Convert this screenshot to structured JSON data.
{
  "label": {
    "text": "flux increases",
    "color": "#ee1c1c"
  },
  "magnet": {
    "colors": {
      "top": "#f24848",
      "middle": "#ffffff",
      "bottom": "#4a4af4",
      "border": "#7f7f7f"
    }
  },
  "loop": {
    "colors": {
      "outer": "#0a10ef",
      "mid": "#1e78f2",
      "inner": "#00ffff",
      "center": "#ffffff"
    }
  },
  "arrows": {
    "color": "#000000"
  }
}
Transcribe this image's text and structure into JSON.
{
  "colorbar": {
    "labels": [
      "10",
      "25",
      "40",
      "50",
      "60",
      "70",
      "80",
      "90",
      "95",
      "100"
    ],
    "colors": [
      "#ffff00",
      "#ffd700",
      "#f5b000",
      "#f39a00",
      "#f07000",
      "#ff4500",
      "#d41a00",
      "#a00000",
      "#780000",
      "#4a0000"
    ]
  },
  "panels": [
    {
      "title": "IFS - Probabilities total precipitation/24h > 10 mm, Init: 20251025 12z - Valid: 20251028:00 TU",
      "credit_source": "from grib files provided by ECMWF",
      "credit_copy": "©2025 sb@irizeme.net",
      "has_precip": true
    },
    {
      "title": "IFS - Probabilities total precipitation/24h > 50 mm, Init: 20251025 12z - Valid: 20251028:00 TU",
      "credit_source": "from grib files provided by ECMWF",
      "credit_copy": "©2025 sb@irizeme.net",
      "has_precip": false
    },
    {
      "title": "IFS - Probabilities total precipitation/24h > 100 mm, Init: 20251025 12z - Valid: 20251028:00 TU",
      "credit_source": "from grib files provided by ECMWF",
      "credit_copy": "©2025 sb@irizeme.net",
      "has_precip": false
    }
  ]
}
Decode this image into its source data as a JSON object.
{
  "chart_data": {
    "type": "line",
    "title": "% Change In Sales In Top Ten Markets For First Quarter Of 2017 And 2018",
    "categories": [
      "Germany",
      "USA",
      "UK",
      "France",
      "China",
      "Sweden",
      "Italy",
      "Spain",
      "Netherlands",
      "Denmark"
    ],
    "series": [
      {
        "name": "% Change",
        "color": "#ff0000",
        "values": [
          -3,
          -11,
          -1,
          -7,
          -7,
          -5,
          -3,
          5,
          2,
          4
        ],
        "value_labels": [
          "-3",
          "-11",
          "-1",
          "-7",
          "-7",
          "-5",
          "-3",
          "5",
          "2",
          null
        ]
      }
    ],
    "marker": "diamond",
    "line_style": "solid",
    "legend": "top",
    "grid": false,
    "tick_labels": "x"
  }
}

□ □ □

Task objective -
Copy out the lines starting at the one containing "Decode this image" and ending with the last line of the entries. Include nothing else.

Reply -
Decode this image into its source data as a JSON object.
{
  "chart_data": {
    "type": "line",
    "title": "% Change In Sales In Top Ten Markets For First Quarter Of 2017 And 2018",
    "categories": [
      "Germany",
      "USA",
      "UK",
      "France",
      "China",
      "Sweden",
      "Italy",
      "Spain",
      "Netherlands",
      "Denmark"
    ],
    "series": [
      {
        "name": "% Change",
        "color": "#ff0000",
        "values": [
          -3,
          -11,
          -1,
          -7,
          -7,
          -5,
          -3,
          5,
          2,
          4
        ],
        "value_labels": [
          "-3",
          "-11",
          "-1",
          "-7",
          "-7",
          "-5",
          "-3",
          "5",
          "2",
          null
        ]
      }
    ],
    "marker": "diamond",
    "line_style": "solid",
    "legend": "top",
    "grid": false,
    "tick_labels": "x"
  }
}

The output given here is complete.